Drop the pictures, then extract the listing word for word.

* Recorded information:

============================================================

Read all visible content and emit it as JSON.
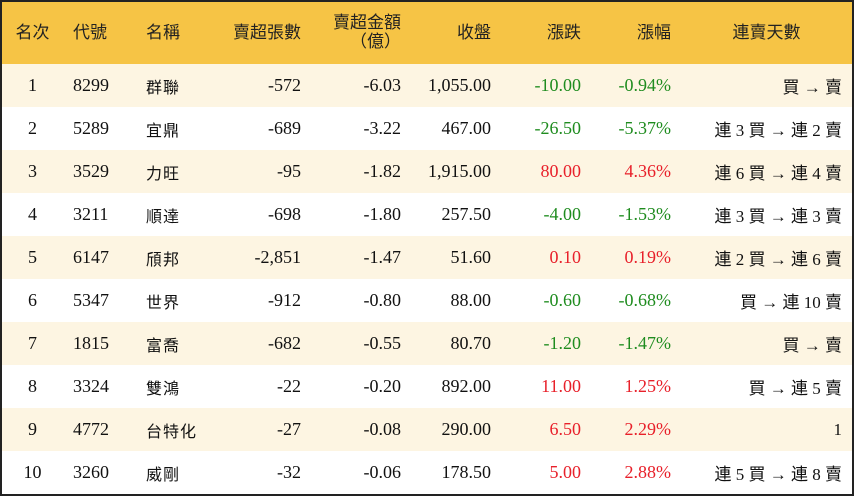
{
  "table": {
    "headers": [
      "名次",
      "代號",
      "名稱",
      "賣超張數",
      "賣超金額\n（億）",
      "收盤",
      "漲跌",
      "漲幅",
      "連賣天數"
    ],
    "rows": [
      [
        "1",
        "8299",
        "群聯",
        "-572",
        "-6.03",
        "1,055.00",
        "-10.00",
        "-0.94%",
        "買 → 賣"
      ],
      [
        "2",
        "5289",
        "宜鼎",
        "-689",
        "-3.22",
        "467.00",
        "-26.50",
        "-5.37%",
        "連 3 買 → 連 2 賣"
      ],
      [
        "3",
        "3529",
        "力旺",
        "-95",
        "-1.82",
        "1,915.00",
        "80.00",
        "4.36%",
        "連 6 買 → 連 4 賣"
      ],
      [
        "4",
        "3211",
        "順達",
        "-698",
        "-1.80",
        "257.50",
        "-4.00",
        "-1.53%",
        "連 3 買 → 連 3 賣"
      ],
      [
        "5",
        "6147",
        "頎邦",
        "-2,851",
        "-1.47",
        "51.60",
        "0.10",
        "0.19%",
        "連 2 買 → 連 6 賣"
      ],
      [
        "6",
        "5347",
        "世界",
        "-912",
        "-0.80",
        "88.00",
        "-0.60",
        "-0.68%",
        "買 → 連 10 賣"
      ],
      [
        "7",
        "1815",
        "富喬",
        "-682",
        "-0.55",
        "80.70",
        "-1.20",
        "-1.47%",
        "買 → 賣"
      ],
      [
        "8",
        "3324",
        "雙鴻",
        "-22",
        "-0.20",
        "892.00",
        "11.00",
        "1.25%",
        "買 → 連 5 賣"
      ],
      [
        "9",
        "4772",
        "台特化",
        "-27",
        "-0.08",
        "290.00",
        "6.50",
        "2.29%",
        "1"
      ],
      [
        "10",
        "3260",
        "威剛",
        "-32",
        "-0.06",
        "178.50",
        "5.00",
        "2.88%",
        "連 5 買 → 連 8 賣"
      ]
    ]
  }
}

============================================================

* Finished answer:
Read all visible content and emit it as JSON.
{
  "table": {
    "headers": [
      "名次",
      "代號",
      "名稱",
      "賣超張數",
      "賣超金額\n（億）",
      "收盤",
      "漲跌",
      "漲幅",
      "連賣天數"
    ],
    "rows": [
      [
        "1",
        "8299",
        "群聯",
        "-572",
        "-6.03",
        "1,055.00",
        "-10.00",
        "-0.94%",
        "買 → 賣"
      ],
      [
        "2",
        "5289",
        "宜鼎",
        "-689",
        "-3.22",
        "467.00",
        "-26.50",
        "-5.37%",
        "連 3 買 → 連 2 賣"
      ],
      [
        "3",
        "3529",
        "力旺",
        "-95",
        "-1.82",
        "1,915.00",
        "80.00",
        "4.36%",
        "連 6 買 → 連 4 賣"
      ],
      [
        "4",
        "3211",
        "順達",
        "-698",
        "-1.80",
        "257.50",
        "-4.00",
        "-1.53%",
        "連 3 買 → 連 3 賣"
      ],
      [
        "5",
        "6147",
        "頎邦",
        "-2,851",
        "-1.47",
        "51.60",
        "0.10",
        "0.19%",
        "連 2 買 → 連 6 賣"
      ],
      [
        "6",
        "5347",
        "世界",
        "-912",
        "-0.80",
        "88.00",
        "-0.60",
        "-0.68%",
        "買 → 連 10 賣"
      ],
      [
        "7",
        "1815",
        "富喬",
        "-682",
        "-0.55",
        "80.70",
        "-1.20",
        "-1.47%",
        "買 → 賣"
      ],
      [
        "8",
        "3324",
        "雙鴻",
        "-22",
        "-0.20",
        "892.00",
        "11.00",
        "1.25%",
        "買 → 連 5 賣"
      ],
      [
        "9",
        "4772",
        "台特化",
        "-27",
        "-0.08",
        "290.00",
        "6.50",
        "2.29%",
        "1"
      ],
      [
        "10",
        "3260",
        "威剛",
        "-32",
        "-0.06",
        "178.50",
        "5.00",
        "2.88%",
        "連 5 買 → 連 8 賣"
      ]
    ]
  }
}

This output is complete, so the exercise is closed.